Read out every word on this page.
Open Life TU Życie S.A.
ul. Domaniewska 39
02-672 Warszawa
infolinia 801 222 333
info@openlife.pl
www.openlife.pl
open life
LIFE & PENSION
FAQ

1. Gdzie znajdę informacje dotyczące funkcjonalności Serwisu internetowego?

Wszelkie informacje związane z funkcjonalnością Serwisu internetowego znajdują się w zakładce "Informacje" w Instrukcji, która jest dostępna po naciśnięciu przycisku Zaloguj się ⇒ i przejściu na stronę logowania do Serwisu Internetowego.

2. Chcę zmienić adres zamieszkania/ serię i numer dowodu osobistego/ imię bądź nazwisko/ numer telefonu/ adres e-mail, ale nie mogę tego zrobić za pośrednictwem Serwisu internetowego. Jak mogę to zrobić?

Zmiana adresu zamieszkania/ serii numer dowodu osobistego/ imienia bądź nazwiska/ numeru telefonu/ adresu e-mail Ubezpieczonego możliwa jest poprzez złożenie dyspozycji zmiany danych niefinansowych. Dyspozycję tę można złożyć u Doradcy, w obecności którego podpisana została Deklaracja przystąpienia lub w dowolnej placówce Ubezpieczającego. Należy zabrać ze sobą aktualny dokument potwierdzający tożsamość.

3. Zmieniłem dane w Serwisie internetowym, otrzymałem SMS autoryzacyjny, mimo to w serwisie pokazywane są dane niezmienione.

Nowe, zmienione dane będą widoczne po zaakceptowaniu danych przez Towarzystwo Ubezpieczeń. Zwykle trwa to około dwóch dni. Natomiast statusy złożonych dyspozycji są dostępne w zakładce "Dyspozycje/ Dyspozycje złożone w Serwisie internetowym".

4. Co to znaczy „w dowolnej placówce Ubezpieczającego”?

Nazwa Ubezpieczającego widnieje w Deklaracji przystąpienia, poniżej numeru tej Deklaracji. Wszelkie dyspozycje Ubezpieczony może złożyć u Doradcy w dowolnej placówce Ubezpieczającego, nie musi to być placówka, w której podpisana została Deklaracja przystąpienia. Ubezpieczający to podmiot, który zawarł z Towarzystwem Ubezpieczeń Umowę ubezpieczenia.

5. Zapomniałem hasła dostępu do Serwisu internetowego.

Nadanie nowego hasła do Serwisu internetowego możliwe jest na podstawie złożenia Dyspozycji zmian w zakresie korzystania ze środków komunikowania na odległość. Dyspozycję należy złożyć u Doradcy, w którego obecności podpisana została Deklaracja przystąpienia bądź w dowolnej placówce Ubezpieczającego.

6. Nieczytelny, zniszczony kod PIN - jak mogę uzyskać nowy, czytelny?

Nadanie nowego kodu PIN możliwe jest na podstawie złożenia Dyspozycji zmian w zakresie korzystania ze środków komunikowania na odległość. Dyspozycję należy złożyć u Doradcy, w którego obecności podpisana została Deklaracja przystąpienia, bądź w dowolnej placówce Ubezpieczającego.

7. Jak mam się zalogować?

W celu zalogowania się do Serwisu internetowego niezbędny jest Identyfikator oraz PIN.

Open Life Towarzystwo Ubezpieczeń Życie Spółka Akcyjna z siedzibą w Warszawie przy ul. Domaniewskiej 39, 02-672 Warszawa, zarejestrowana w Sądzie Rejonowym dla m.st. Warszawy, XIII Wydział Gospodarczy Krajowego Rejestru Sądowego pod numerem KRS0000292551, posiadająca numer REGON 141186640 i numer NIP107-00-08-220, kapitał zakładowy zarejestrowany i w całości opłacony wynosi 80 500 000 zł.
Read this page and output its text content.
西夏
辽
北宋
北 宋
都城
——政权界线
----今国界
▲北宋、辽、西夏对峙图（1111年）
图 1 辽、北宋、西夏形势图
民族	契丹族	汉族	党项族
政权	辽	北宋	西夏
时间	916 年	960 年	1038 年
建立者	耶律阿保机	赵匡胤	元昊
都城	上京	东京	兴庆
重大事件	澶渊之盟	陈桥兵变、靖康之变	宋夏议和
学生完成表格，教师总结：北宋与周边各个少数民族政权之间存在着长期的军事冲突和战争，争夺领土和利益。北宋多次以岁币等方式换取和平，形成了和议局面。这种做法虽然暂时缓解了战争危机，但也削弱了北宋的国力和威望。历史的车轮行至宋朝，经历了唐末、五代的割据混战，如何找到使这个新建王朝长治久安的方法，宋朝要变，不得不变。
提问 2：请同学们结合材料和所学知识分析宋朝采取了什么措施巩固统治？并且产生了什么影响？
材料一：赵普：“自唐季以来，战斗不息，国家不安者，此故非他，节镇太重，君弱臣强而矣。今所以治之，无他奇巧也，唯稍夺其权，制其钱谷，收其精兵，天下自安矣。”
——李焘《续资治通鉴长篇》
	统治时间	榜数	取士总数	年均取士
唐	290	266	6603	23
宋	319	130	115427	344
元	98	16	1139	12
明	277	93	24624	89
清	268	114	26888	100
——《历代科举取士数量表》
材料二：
================
Your answer should be a single number: the count of lines holding the word "Ubezpieczeń".

▶ TASK ANSWER: 3